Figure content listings
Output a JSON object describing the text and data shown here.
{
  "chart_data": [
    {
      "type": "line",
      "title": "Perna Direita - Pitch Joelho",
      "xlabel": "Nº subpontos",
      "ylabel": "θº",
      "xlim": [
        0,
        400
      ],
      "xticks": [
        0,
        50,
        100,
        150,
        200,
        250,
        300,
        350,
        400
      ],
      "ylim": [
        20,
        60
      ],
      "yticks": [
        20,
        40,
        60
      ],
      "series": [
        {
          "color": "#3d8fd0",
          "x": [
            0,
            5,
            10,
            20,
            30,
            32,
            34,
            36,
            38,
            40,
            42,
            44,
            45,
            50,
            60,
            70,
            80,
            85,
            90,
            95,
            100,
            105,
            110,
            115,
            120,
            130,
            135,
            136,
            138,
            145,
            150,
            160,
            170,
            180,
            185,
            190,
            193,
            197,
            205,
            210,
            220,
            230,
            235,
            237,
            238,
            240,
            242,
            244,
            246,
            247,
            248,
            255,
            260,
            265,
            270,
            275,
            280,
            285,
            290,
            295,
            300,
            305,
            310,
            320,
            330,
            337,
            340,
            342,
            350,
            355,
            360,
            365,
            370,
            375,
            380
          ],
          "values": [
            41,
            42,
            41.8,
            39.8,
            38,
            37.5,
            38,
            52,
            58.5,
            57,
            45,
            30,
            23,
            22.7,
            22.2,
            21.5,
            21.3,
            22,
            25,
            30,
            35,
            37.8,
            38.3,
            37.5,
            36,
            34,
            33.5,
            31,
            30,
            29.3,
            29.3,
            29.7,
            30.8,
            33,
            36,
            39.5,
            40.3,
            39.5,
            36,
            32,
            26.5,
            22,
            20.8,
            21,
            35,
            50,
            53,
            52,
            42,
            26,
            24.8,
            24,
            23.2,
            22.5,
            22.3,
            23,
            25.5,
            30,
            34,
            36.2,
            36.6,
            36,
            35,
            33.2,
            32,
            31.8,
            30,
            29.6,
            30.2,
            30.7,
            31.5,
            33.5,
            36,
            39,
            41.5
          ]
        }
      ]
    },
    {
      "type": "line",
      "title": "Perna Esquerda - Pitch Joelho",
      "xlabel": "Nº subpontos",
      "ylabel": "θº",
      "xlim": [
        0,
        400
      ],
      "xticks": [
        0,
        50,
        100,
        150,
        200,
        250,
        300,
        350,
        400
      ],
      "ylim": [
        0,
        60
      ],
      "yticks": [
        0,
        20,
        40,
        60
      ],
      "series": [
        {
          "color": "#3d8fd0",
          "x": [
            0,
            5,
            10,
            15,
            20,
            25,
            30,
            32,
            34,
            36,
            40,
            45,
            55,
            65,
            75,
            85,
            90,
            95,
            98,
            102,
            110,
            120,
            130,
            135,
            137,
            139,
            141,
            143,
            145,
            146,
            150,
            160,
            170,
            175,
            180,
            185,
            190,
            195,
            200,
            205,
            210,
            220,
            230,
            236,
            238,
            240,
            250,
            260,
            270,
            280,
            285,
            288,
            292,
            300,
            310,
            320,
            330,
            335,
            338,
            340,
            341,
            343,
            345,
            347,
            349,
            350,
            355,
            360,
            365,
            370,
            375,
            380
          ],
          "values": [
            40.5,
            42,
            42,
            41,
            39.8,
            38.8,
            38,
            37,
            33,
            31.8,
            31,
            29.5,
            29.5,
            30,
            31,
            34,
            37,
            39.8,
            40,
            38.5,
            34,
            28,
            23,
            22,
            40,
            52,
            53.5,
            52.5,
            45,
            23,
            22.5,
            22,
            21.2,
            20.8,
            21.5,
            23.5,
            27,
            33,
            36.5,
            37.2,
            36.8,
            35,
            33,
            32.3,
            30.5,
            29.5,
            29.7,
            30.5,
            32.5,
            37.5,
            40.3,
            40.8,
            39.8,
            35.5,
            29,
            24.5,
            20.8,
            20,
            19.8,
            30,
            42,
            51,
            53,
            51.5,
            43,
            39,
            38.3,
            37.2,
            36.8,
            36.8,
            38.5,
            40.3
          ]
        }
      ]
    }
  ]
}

_Task brief:_
Find how many lines of the entries contain "Pitch". Respond with the number only.

_Finished answer:_
2